**REQUIRED WORK**. Every entry that follows needs to be repeated exactly.

**RECORDS SUPPLIED**.
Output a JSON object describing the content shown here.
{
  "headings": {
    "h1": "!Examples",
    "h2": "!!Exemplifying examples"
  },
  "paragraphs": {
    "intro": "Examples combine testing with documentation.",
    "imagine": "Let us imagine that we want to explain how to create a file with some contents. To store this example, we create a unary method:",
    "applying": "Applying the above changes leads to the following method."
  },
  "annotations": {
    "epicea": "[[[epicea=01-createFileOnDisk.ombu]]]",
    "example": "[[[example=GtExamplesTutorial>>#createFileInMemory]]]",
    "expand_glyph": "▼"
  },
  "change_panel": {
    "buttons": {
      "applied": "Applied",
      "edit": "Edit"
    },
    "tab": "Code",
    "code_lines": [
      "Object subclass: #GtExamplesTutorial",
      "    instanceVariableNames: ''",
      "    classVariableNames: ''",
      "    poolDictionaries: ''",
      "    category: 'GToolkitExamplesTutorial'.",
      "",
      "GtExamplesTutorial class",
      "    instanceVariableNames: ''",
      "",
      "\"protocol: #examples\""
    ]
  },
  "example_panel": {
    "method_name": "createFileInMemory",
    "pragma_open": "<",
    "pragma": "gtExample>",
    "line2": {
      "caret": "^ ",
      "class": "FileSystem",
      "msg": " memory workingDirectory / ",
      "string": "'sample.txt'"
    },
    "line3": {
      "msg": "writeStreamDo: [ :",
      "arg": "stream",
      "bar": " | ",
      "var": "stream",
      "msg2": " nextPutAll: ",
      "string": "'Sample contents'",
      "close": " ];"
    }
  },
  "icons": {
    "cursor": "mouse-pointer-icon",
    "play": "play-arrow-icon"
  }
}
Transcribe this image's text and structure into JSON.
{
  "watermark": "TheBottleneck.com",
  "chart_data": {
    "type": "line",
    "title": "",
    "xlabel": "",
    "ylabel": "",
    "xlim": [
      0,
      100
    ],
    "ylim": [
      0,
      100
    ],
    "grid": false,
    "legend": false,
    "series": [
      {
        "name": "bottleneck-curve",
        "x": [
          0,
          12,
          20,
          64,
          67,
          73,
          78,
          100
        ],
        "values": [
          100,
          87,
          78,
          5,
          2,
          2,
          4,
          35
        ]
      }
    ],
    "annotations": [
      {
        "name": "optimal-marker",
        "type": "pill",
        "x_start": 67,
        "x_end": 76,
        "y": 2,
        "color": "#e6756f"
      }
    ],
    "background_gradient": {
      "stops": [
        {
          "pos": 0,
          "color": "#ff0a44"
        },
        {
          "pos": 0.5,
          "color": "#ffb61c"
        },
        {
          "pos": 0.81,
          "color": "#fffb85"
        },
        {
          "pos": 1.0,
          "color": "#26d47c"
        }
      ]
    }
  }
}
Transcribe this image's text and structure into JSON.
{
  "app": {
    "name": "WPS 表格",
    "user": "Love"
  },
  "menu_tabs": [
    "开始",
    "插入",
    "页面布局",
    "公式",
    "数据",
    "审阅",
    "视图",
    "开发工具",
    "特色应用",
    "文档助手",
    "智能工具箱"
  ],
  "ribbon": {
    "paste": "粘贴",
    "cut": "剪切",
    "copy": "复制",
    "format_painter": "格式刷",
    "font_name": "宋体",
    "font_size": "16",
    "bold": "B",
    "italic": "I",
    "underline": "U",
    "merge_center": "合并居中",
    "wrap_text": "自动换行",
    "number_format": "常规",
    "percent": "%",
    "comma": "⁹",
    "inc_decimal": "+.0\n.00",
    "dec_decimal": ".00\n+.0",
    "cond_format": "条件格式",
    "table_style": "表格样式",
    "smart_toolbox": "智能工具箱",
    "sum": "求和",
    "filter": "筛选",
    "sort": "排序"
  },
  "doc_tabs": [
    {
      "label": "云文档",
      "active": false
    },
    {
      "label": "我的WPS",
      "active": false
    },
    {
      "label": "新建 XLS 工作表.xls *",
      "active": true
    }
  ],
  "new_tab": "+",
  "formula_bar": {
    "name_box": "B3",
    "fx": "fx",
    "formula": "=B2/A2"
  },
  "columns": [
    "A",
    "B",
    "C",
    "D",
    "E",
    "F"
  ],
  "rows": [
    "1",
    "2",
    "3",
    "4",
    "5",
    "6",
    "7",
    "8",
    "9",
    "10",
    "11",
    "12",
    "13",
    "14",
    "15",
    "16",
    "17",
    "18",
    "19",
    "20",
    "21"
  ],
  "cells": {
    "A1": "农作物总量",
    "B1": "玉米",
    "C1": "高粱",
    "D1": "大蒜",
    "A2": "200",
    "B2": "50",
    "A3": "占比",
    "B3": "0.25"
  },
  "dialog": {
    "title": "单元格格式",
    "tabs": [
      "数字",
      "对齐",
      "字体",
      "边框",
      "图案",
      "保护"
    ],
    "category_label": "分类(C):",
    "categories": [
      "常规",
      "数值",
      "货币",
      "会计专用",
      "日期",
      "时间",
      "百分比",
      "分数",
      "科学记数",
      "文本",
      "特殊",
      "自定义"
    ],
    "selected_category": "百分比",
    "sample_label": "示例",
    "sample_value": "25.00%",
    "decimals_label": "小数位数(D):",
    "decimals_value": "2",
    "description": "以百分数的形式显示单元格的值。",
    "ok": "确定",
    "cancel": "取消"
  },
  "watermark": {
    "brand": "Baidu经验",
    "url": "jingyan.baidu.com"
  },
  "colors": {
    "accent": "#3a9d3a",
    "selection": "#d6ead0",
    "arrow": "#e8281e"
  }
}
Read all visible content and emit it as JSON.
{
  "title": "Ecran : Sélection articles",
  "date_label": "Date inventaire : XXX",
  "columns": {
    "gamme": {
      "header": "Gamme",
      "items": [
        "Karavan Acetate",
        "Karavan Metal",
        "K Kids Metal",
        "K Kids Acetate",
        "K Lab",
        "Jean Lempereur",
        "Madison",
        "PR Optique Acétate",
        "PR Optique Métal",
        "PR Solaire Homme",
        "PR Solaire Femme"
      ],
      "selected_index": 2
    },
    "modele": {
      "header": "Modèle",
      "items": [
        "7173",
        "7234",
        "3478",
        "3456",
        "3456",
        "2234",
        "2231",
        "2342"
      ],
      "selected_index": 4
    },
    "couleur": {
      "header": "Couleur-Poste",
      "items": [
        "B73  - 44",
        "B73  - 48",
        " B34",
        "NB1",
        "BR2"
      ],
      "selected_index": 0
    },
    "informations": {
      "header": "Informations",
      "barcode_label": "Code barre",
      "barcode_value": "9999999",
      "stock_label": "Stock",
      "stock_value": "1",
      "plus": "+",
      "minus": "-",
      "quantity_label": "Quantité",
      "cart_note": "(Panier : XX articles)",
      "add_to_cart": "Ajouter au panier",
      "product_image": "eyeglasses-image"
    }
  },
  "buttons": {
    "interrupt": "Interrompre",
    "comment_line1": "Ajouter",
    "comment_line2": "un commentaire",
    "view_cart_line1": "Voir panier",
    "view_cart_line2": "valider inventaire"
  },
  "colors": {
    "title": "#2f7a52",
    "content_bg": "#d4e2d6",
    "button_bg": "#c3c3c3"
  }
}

**WRITTEN RESPONSE**.
Output a JSON object describing the content shown here.
{
  "headings": {
    "h1": "!Examples",
    "h2": "!!Exemplifying examples"
  },
  "paragraphs": {
    "intro": "Examples combine testing with documentation.",
    "imagine": "Let us imagine that we want to explain how to create a file with some contents. To store this example, we create a unary method:",
    "applying": "Applying the above changes leads to the following method."
  },
  "annotations": {
    "epicea": "[[[epicea=01-createFileOnDisk.ombu]]]",
    "example": "[[[example=GtExamplesTutorial>>#createFileInMemory]]]",
    "expand_glyph": "▼"
  },
  "change_panel": {
    "buttons": {
      "applied": "Applied",
      "edit": "Edit"
    },
    "tab": "Code",
    "code_lines": [
      "Object subclass: #GtExamplesTutorial",
      "    instanceVariableNames: ''",
      "    classVariableNames: ''",
      "    poolDictionaries: ''",
      "    category: 'GToolkitExamplesTutorial'.",
      "",
      "GtExamplesTutorial class",
      "    instanceVariableNames: ''",
      "",
      "\"protocol: #examples\""
    ]
  },
  "example_panel": {
    "method_name": "createFileInMemory",
    "pragma_open": "<",
    "pragma": "gtExample>",
    "line2": {
      "caret": "^ ",
      "class": "FileSystem",
      "msg": " memory workingDirectory / ",
      "string": "'sample.txt'"
    },
    "line3": {
      "msg": "writeStreamDo: [ :",
      "arg": "stream",
      "bar": " | ",
      "var": "stream",
      "msg2": " nextPutAll: ",
      "string": "'Sample contents'",
      "close": " ];"
    }
  },
  "icons": {
    "cursor": "mouse-pointer-icon",
    "play": "play-arrow-icon"
  }
}
Transcribe this image's text and structure into JSON.
{
  "watermark": "TheBottleneck.com",
  "chart_data": {
    "type": "line",
    "title": "",
    "xlabel": "",
    "ylabel": "",
    "xlim": [
      0,
      100
    ],
    "ylim": [
      0,
      100
    ],
    "grid": false,
    "legend": false,
    "series": [
      {
        "name": "bottleneck-curve",
        "x": [
          0,
          12,
          20,
          64,
          67,
          73,
          78,
          100
        ],
        "values": [
          100,
          87,
          78,
          5,
          2,
          2,
          4,
          35
        ]
      }
    ],
    "annotations": [
      {
        "name": "optimal-marker",
        "type": "pill",
        "x_start": 67,
        "x_end": 76,
        "y": 2,
        "color": "#e6756f"
      }
    ],
    "background_gradient": {
      "stops": [
        {
          "pos": 0,
          "color": "#ff0a44"
        },
        {
          "pos": 0.5,
          "color": "#ffb61c"
        },
        {
          "pos": 0.81,
          "color": "#fffb85"
        },
        {
          "pos": 1.0,
          "color": "#26d47c"
        }
      ]
    }
  }
}
Transcribe this image's text and structure into JSON.
{
  "app": {
    "name": "WPS 表格",
    "user": "Love"
  },
  "menu_tabs": [
    "开始",
    "插入",
    "页面布局",
    "公式",
    "数据",
    "审阅",
    "视图",
    "开发工具",
    "特色应用",
    "文档助手",
    "智能工具箱"
  ],
  "ribbon": {
    "paste": "粘贴",
    "cut": "剪切",
    "copy": "复制",
    "format_painter": "格式刷",
    "font_name": "宋体",
    "font_size": "16",
    "bold": "B",
    "italic": "I",
    "underline": "U",
    "merge_center": "合并居中",
    "wrap_text": "自动换行",
    "number_format": "常规",
    "percent": "%",
    "comma": "⁹",
    "inc_decimal": "+.0\n.00",
    "dec_decimal": ".00\n+.0",
    "cond_format": "条件格式",
    "table_style": "表格样式",
    "smart_toolbox": "智能工具箱",
    "sum": "求和",
    "filter": "筛选",
    "sort": "排序"
  },
  "doc_tabs": [
    {
      "label": "云文档",
      "active": false
    },
    {
      "label": "我的WPS",
      "active": false
    },
    {
      "label": "新建 XLS 工作表.xls *",
      "active": true
    }
  ],
  "new_tab": "+",
  "formula_bar": {
    "name_box": "B3",
    "fx": "fx",
    "formula": "=B2/A2"
  },
  "columns": [
    "A",
    "B",
    "C",
    "D",
    "E",
    "F"
  ],
  "rows": [
    "1",
    "2",
    "3",
    "4",
    "5",
    "6",
    "7",
    "8",
    "9",
    "10",
    "11",
    "12",
    "13",
    "14",
    "15",
    "16",
    "17",
    "18",
    "19",
    "20",
    "21"
  ],
  "cells": {
    "A1": "农作物总量",
    "B1": "玉米",
    "C1": "高粱",
    "D1": "大蒜",
    "A2": "200",
    "B2": "50",
    "A3": "占比",
    "B3": "0.25"
  },
  "dialog": {
    "title": "单元格格式",
    "tabs": [
      "数字",
      "对齐",
      "字体",
      "边框",
      "图案",
      "保护"
    ],
    "category_label": "分类(C):",
    "categories": [
      "常规",
      "数值",
      "货币",
      "会计专用",
      "日期",
      "时间",
      "百分比",
      "分数",
      "科学记数",
      "文本",
      "特殊",
      "自定义"
    ],
    "selected_category": "百分比",
    "sample_label": "示例",
    "sample_value": "25.00%",
    "decimals_label": "小数位数(D):",
    "decimals_value": "2",
    "description": "以百分数的形式显示单元格的值。",
    "ok": "确定",
    "cancel": "取消"
  },
  "watermark": {
    "brand": "Baidu经验",
    "url": "jingyan.baidu.com"
  },
  "colors": {
    "accent": "#3a9d3a",
    "selection": "#d6ead0",
    "arrow": "#e8281e"
  }
}
Read all visible content and emit it as JSON.
{
  "title": "Ecran : Sélection articles",
  "date_label": "Date inventaire : XXX",
  "columns": {
    "gamme": {
      "header": "Gamme",
      "items": [
        "Karavan Acetate",
        "Karavan Metal",
        "K Kids Metal",
        "K Kids Acetate",
        "K Lab",
        "Jean Lempereur",
        "Madison",
        "PR Optique Acétate",
        "PR Optique Métal",
        "PR Solaire Homme",
        "PR Solaire Femme"
      ],
      "selected_index": 2
    },
    "modele": {
      "header": "Modèle",
      "items": [
        "7173",
        "7234",
        "3478",
        "3456",
        "3456",
        "2234",
        "2231",
        "2342"
      ],
      "selected_index": 4
    },
    "couleur": {
      "header": "Couleur-Poste",
      "items": [
        "B73  - 44",
        "B73  - 48",
        " B34",
        "NB1",
        "BR2"
      ],
      "selected_index": 0
    },
    "informations": {
      "header": "Informations",
      "barcode_label": "Code barre",
      "barcode_value": "9999999",
      "stock_label": "Stock",
      "stock_value": "1",
      "plus": "+",
      "minus": "-",
      "quantity_label": "Quantité",
      "cart_note": "(Panier : XX articles)",
      "add_to_cart": "Ajouter au panier",
      "product_image": "eyeglasses-image"
    }
  },
  "buttons": {
    "interrupt": "Interrompre",
    "comment_line1": "Ajouter",
    "comment_line2": "un commentaire",
    "view_cart_line1": "Voir panier",
    "view_cart_line2": "valider inventaire"
  },
  "colors": {
    "title": "#2f7a52",
    "content_bg": "#d4e2d6",
    "button_bg": "#c3c3c3"
  }
}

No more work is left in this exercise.